• Aim of the task: Your task is to repeat the listing exactly.

(Recorded data)
● ● ● ● ●
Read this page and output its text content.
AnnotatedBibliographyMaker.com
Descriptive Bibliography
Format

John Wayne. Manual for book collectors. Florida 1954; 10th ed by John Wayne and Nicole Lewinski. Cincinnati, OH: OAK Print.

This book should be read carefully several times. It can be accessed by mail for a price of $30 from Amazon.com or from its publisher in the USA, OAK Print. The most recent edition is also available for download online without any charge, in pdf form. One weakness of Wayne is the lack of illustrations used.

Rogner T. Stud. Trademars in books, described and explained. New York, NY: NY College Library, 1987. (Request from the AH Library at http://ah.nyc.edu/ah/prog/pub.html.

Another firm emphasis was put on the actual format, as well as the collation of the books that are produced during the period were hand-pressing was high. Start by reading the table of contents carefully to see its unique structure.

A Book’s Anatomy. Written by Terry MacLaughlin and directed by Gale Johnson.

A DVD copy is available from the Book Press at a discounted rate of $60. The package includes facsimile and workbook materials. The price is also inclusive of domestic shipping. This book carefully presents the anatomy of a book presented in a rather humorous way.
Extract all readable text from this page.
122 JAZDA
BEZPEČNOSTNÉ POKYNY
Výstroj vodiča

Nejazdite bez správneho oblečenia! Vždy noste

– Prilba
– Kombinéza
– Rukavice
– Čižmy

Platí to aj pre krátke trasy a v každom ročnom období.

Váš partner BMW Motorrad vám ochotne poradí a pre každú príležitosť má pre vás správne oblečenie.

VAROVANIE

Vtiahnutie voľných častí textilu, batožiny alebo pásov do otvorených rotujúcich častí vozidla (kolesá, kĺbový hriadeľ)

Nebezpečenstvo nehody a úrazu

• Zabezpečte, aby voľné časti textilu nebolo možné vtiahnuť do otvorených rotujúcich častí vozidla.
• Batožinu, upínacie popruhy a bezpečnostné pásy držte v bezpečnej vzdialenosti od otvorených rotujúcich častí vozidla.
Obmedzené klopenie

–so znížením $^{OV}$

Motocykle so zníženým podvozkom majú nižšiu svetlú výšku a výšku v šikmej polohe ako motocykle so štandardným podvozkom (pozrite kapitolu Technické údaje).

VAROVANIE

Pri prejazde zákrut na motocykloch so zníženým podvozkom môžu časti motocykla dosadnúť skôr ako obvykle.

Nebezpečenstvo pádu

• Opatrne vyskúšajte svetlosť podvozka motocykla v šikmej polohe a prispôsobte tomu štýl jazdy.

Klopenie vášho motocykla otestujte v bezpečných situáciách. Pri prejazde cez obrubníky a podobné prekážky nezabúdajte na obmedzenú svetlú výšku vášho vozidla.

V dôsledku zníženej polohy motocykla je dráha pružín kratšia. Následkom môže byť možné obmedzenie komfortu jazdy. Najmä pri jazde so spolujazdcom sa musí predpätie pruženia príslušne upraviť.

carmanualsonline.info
● ● ● ● ●
• Solution to this exercise:
Read this page and output its text content.
AnnotatedBibliographyMaker.com
Descriptive Bibliography
Format

John Wayne. Manual for book collectors. Florida 1954; 10th ed by John Wayne and Nicole Lewinski. Cincinnati, OH: OAK Print.

This book should be read carefully several times. It can be accessed by mail for a price of $30 from Amazon.com or from its publisher in the USA, OAK Print. The most recent edition is also available for download online without any charge, in pdf form. One weakness of Wayne is the lack of illustrations used.

Rogner T. Stud. Trademars in books, described and explained. New York, NY: NY College Library, 1987. (Request from the AH Library at http://ah.nyc.edu/ah/prog/pub.html.

Another firm emphasis was put on the actual format, as well as the collation of the books that are produced during the period were hand-pressing was high. Start by reading the table of contents carefully to see its unique structure.

A Book’s Anatomy. Written by Terry MacLaughlin and directed by Gale Johnson.

A DVD copy is available from the Book Press at a discounted rate of $60. The package includes facsimile and workbook materials. The price is also inclusive of domestic shipping. This book carefully presents the anatomy of a book presented in a rather humorous way.
Extract all readable text from this page.
122 JAZDA
BEZPEČNOSTNÉ POKYNY
Výstroj vodiča

Nejazdite bez správneho oblečenia! Vždy noste

– Prilba
– Kombinéza
– Rukavice
– Čižmy

Platí to aj pre krátke trasy a v každom ročnom období.

Váš partner BMW Motorrad vám ochotne poradí a pre každú príležitosť má pre vás správne oblečenie.

VAROVANIE

Vtiahnutie voľných častí textilu, batožiny alebo pásov do otvorených rotujúcich častí vozidla (kolesá, kĺbový hriadeľ)

Nebezpečenstvo nehody a úrazu

• Zabezpečte, aby voľné časti textilu nebolo možné vtiahnuť do otvorených rotujúcich častí vozidla.
• Batožinu, upínacie popruhy a bezpečnostné pásy držte v bezpečnej vzdialenosti od otvorených rotujúcich častí vozidla.
Obmedzené klopenie

–so znížením $^{OV}$

Motocykle so zníženým podvozkom majú nižšiu svetlú výšku a výšku v šikmej polohe ako motocykle so štandardným podvozkom (pozrite kapitolu Technické údaje).

VAROVANIE

Pri prejazde zákrut na motocykloch so zníženým podvozkom môžu časti motocykla dosadnúť skôr ako obvykle.

Nebezpečenstvo pádu

• Opatrne vyskúšajte svetlosť podvozka motocykla v šikmej polohe a prispôsobte tomu štýl jazdy.

Klopenie vášho motocykla otestujte v bezpečných situáciách. Pri prejazde cez obrubníky a podobné prekážky nezabúdajte na obmedzenú svetlú výšku vášho vozidla.

V dôsledku zníženej polohy motocykla je dráha pružín kratšia. Následkom môže byť možné obmedzenie komfortu jazdy. Najmä pri jazde so spolujazdcom sa musí predpätie pruženia príslušne upraviť.

carmanualsonline.info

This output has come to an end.